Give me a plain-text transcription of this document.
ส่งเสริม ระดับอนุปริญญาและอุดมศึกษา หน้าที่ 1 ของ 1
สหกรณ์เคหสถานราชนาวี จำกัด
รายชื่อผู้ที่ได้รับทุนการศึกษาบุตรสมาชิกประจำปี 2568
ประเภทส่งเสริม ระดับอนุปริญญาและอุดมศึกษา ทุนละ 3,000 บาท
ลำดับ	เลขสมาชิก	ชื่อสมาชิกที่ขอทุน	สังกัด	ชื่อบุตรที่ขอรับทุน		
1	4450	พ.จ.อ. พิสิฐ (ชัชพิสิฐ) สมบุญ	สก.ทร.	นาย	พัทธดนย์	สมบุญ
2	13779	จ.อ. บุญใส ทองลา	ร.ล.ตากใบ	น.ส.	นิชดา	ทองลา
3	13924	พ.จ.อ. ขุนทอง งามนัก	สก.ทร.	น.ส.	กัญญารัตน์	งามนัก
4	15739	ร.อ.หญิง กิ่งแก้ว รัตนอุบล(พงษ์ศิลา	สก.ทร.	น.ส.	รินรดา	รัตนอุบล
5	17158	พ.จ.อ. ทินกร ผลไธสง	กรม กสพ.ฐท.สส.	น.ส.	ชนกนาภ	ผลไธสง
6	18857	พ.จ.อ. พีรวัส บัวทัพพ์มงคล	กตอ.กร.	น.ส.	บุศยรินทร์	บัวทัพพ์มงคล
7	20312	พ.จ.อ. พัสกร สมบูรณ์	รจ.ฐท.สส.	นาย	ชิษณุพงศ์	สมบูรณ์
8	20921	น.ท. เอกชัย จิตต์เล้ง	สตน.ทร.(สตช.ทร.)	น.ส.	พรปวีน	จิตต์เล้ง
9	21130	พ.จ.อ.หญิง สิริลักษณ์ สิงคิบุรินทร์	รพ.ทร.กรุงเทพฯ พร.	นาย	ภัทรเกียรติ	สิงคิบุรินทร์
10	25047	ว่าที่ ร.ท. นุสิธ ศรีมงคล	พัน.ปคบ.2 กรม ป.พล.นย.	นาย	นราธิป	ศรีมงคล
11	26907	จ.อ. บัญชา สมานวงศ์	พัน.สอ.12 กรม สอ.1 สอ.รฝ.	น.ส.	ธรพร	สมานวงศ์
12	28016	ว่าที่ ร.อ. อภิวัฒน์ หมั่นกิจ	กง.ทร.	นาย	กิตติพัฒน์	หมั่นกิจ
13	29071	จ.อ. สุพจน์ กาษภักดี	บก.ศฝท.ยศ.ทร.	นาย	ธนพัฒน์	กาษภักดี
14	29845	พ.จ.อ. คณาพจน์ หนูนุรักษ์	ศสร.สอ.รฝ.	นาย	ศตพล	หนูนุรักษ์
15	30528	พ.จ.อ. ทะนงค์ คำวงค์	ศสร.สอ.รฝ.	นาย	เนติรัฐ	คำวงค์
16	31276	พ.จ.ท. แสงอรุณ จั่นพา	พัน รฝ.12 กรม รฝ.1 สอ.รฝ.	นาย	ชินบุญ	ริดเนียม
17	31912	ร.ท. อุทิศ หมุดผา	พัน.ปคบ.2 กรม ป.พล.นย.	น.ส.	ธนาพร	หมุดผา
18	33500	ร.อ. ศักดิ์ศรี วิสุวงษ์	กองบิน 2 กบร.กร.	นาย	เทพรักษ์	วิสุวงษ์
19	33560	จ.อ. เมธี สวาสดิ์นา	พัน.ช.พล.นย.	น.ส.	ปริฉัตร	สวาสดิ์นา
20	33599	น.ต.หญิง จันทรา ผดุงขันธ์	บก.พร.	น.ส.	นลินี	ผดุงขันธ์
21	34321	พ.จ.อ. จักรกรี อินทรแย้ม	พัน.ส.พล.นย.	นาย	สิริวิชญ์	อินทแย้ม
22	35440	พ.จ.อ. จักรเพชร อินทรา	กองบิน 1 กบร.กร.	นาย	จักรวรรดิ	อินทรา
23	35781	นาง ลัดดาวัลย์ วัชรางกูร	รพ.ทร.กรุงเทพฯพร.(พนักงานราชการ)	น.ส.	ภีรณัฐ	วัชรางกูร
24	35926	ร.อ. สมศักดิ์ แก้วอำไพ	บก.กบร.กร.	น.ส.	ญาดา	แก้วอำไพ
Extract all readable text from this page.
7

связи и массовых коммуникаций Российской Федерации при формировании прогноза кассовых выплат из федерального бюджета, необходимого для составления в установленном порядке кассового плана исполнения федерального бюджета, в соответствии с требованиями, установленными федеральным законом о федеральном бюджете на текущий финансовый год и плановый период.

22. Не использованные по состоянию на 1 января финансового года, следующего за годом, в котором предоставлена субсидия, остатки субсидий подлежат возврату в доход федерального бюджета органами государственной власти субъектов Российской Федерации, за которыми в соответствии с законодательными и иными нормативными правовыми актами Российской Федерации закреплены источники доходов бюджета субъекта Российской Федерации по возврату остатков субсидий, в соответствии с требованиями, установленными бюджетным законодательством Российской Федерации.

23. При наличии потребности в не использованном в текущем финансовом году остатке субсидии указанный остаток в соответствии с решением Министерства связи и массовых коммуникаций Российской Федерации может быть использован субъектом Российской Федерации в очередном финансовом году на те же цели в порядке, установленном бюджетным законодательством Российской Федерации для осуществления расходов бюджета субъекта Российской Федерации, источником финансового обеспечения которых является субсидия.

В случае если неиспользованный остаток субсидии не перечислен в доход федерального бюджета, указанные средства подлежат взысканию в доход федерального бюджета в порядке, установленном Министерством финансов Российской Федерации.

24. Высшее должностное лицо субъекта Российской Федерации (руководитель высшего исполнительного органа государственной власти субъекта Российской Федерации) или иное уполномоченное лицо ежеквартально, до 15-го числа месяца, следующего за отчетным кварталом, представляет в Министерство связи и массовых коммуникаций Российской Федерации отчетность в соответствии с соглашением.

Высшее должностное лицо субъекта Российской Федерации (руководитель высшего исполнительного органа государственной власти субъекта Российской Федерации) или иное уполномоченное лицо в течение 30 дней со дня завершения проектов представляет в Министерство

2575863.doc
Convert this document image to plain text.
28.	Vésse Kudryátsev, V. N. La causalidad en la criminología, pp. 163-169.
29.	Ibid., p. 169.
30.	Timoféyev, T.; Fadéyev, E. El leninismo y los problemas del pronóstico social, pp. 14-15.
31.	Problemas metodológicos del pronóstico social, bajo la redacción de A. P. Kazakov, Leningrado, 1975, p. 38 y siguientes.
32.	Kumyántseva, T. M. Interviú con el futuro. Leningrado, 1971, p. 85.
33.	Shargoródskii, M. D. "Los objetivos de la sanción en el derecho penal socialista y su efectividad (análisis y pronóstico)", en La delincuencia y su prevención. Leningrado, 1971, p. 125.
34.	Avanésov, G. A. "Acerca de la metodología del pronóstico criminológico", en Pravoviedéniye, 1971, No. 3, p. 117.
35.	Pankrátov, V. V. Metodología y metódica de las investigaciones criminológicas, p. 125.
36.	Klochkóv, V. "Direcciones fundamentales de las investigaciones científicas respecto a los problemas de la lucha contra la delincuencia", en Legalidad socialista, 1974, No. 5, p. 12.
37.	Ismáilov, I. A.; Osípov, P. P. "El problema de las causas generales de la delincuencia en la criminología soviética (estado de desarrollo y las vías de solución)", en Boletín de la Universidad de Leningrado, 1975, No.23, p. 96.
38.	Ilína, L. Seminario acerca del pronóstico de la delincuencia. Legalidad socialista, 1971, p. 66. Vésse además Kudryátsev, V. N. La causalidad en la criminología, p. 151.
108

__EXERCISE TASK__:
Repeat the records above exactly as they appear.

__SOLUTION__:
Give me a plain-text transcription of this document.
ส่งเสริม ระดับอนุปริญญาและอุดมศึกษา หน้าที่ 1 ของ 1
สหกรณ์เคหสถานราชนาวี จำกัด
รายชื่อผู้ที่ได้รับทุนการศึกษาบุตรสมาชิกประจำปี 2568
ประเภทส่งเสริม ระดับอนุปริญญาและอุดมศึกษา ทุนละ 3,000 บาท
ลำดับ	เลขสมาชิก	ชื่อสมาชิกที่ขอทุน	สังกัด	ชื่อบุตรที่ขอรับทุน		
1	4450	พ.จ.อ. พิสิฐ (ชัชพิสิฐ) สมบุญ	สก.ทร.	นาย	พัทธดนย์	สมบุญ
2	13779	จ.อ. บุญใส ทองลา	ร.ล.ตากใบ	น.ส.	นิชดา	ทองลา
3	13924	พ.จ.อ. ขุนทอง งามนัก	สก.ทร.	น.ส.	กัญญารัตน์	งามนัก
4	15739	ร.อ.หญิง กิ่งแก้ว รัตนอุบล(พงษ์ศิลา	สก.ทร.	น.ส.	รินรดา	รัตนอุบล
5	17158	พ.จ.อ. ทินกร ผลไธสง	กรม กสพ.ฐท.สส.	น.ส.	ชนกนาภ	ผลไธสง
6	18857	พ.จ.อ. พีรวัส บัวทัพพ์มงคล	กตอ.กร.	น.ส.	บุศยรินทร์	บัวทัพพ์มงคล
7	20312	พ.จ.อ. พัสกร สมบูรณ์	รจ.ฐท.สส.	นาย	ชิษณุพงศ์	สมบูรณ์
8	20921	น.ท. เอกชัย จิตต์เล้ง	สตน.ทร.(สตช.ทร.)	น.ส.	พรปวีน	จิตต์เล้ง
9	21130	พ.จ.อ.หญิง สิริลักษณ์ สิงคิบุรินทร์	รพ.ทร.กรุงเทพฯ พร.	นาย	ภัทรเกียรติ	สิงคิบุรินทร์
10	25047	ว่าที่ ร.ท. นุสิธ ศรีมงคล	พัน.ปคบ.2 กรม ป.พล.นย.	นาย	นราธิป	ศรีมงคล
11	26907	จ.อ. บัญชา สมานวงศ์	พัน.สอ.12 กรม สอ.1 สอ.รฝ.	น.ส.	ธรพร	สมานวงศ์
12	28016	ว่าที่ ร.อ. อภิวัฒน์ หมั่นกิจ	กง.ทร.	นาย	กิตติพัฒน์	หมั่นกิจ
13	29071	จ.อ. สุพจน์ กาษภักดี	บก.ศฝท.ยศ.ทร.	นาย	ธนพัฒน์	กาษภักดี
14	29845	พ.จ.อ. คณาพจน์ หนูนุรักษ์	ศสร.สอ.รฝ.	นาย	ศตพล	หนูนุรักษ์
15	30528	พ.จ.อ. ทะนงค์ คำวงค์	ศสร.สอ.รฝ.	นาย	เนติรัฐ	คำวงค์
16	31276	พ.จ.ท. แสงอรุณ จั่นพา	พัน รฝ.12 กรม รฝ.1 สอ.รฝ.	นาย	ชินบุญ	ริดเนียม
17	31912	ร.ท. อุทิศ หมุดผา	พัน.ปคบ.2 กรม ป.พล.นย.	น.ส.	ธนาพร	หมุดผา
18	33500	ร.อ. ศักดิ์ศรี วิสุวงษ์	กองบิน 2 กบร.กร.	นาย	เทพรักษ์	วิสุวงษ์
19	33560	จ.อ. เมธี สวาสดิ์นา	พัน.ช.พล.นย.	น.ส.	ปริฉัตร	สวาสดิ์นา
20	33599	น.ต.หญิง จันทรา ผดุงขันธ์	บก.พร.	น.ส.	นลินี	ผดุงขันธ์
21	34321	พ.จ.อ. จักรกรี อินทรแย้ม	พัน.ส.พล.นย.	นาย	สิริวิชญ์	อินทแย้ม
22	35440	พ.จ.อ. จักรเพชร อินทรา	กองบิน 1 กบร.กร.	นาย	จักรวรรดิ	อินทรา
23	35781	นาง ลัดดาวัลย์ วัชรางกูร	รพ.ทร.กรุงเทพฯพร.(พนักงานราชการ)	น.ส.	ภีรณัฐ	วัชรางกูร
24	35926	ร.อ. สมศักดิ์ แก้วอำไพ	บก.กบร.กร.	น.ส.	ญาดา	แก้วอำไพ
Extract all readable text from this page.
7

связи и массовых коммуникаций Российской Федерации при формировании прогноза кассовых выплат из федерального бюджета, необходимого для составления в установленном порядке кассового плана исполнения федерального бюджета, в соответствии с требованиями, установленными федеральным законом о федеральном бюджете на текущий финансовый год и плановый период.

22. Не использованные по состоянию на 1 января финансового года, следующего за годом, в котором предоставлена субсидия, остатки субсидий подлежат возврату в доход федерального бюджета органами государственной власти субъектов Российской Федерации, за которыми в соответствии с законодательными и иными нормативными правовыми актами Российской Федерации закреплены источники доходов бюджета субъекта Российской Федерации по возврату остатков субсидий, в соответствии с требованиями, установленными бюджетным законодательством Российской Федерации.

23. При наличии потребности в не использованном в текущем финансовом году остатке субсидии указанный остаток в соответствии с решением Министерства связи и массовых коммуникаций Российской Федерации может быть использован субъектом Российской Федерации в очередном финансовом году на те же цели в порядке, установленном бюджетным законодательством Российской Федерации для осуществления расходов бюджета субъекта Российской Федерации, источником финансового обеспечения которых является субсидия.

В случае если неиспользованный остаток субсидии не перечислен в доход федерального бюджета, указанные средства подлежат взысканию в доход федерального бюджета в порядке, установленном Министерством финансов Российской Федерации.

24. Высшее должностное лицо субъекта Российской Федерации (руководитель высшего исполнительного органа государственной власти субъекта Российской Федерации) или иное уполномоченное лицо ежеквартально, до 15-го числа месяца, следующего за отчетным кварталом, представляет в Министерство связи и массовых коммуникаций Российской Федерации отчетность в соответствии с соглашением.

Высшее должностное лицо субъекта Российской Федерации (руководитель высшего исполнительного органа государственной власти субъекта Российской Федерации) или иное уполномоченное лицо в течение 30 дней со дня завершения проектов представляет в Министерство

2575863.doc
Convert this document image to plain text.
28.	Vésse Kudryátsev, V. N. La causalidad en la criminología, pp. 163-169.
29.	Ibid., p. 169.
30.	Timoféyev, T.; Fadéyev, E. El leninismo y los problemas del pronóstico social, pp. 14-15.
31.	Problemas metodológicos del pronóstico social, bajo la redacción de A. P. Kazakov, Leningrado, 1975, p. 38 y siguientes.
32.	Kumyántseva, T. M. Interviú con el futuro. Leningrado, 1971, p. 85.
33.	Shargoródskii, M. D. "Los objetivos de la sanción en el derecho penal socialista y su efectividad (análisis y pronóstico)", en La delincuencia y su prevención. Leningrado, 1971, p. 125.
34.	Avanésov, G. A. "Acerca de la metodología del pronóstico criminológico", en Pravoviedéniye, 1971, No. 3, p. 117.
35.	Pankrátov, V. V. Metodología y metódica de las investigaciones criminológicas, p. 125.
36.	Klochkóv, V. "Direcciones fundamentales de las investigaciones científicas respecto a los problemas de la lucha contra la delincuencia", en Legalidad socialista, 1974, No. 5, p. 12.
37.	Ismáilov, I. A.; Osípov, P. P. "El problema de las causas generales de la delincuencia en la criminología soviética (estado de desarrollo y las vías de solución)", en Boletín de la Universidad de Leningrado, 1975, No.23, p. 96.
38.	Ilína, L. Seminario acerca del pronóstico de la delincuencia. Legalidad socialista, 1971, p. 66. Vésse además Kudryátsev, V. N. La causalidad en la criminología, p. 151.
108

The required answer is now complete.